▸ Data provided

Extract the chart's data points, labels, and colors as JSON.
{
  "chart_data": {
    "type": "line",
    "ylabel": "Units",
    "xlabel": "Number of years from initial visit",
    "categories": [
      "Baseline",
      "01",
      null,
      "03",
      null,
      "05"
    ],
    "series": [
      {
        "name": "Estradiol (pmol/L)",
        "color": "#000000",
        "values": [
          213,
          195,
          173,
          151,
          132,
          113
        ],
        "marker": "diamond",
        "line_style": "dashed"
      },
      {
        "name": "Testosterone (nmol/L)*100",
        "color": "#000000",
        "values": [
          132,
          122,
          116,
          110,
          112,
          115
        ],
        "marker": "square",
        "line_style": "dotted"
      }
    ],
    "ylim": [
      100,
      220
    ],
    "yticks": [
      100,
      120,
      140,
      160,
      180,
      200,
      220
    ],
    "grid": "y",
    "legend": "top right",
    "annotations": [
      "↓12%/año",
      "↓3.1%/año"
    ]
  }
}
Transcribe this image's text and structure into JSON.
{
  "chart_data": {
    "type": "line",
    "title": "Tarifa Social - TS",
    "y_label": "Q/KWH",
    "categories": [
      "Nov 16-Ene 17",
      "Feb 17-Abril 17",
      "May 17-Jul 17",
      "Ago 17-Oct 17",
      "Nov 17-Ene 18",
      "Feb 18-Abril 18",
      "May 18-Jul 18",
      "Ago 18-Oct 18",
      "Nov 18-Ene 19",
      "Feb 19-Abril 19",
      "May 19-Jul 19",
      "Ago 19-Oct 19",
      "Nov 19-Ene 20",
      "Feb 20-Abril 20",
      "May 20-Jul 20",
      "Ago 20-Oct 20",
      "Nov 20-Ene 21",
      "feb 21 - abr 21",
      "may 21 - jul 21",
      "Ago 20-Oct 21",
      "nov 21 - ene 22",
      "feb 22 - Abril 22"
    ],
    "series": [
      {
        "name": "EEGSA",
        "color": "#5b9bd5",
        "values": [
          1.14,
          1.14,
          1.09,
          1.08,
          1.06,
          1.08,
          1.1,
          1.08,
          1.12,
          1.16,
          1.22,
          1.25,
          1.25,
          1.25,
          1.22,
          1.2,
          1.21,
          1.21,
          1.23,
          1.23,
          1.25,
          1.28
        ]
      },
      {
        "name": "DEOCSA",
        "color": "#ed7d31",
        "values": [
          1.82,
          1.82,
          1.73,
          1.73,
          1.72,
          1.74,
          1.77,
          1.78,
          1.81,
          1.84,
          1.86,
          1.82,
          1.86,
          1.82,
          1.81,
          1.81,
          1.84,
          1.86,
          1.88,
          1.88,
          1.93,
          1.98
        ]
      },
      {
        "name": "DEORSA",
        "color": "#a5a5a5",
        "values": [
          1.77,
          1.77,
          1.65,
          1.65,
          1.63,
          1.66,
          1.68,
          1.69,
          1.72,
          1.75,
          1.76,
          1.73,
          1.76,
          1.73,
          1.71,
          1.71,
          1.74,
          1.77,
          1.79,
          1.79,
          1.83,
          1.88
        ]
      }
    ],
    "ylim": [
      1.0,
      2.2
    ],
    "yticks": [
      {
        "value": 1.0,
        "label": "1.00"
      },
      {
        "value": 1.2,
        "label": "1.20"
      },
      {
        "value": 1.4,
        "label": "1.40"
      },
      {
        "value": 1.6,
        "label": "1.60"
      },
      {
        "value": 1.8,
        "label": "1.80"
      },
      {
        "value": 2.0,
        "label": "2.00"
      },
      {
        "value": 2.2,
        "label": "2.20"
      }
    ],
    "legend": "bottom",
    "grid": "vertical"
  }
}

▸ Task to carry out
Select every line of the records holding the string "Abril".

▸ Completed exercise
      "Feb 17-Abril 17",
      "Feb 18-Abril 18",
      "Feb 19-Abril 19",
      "Feb 20-Abril 20",
      "feb 22 - Abril 22"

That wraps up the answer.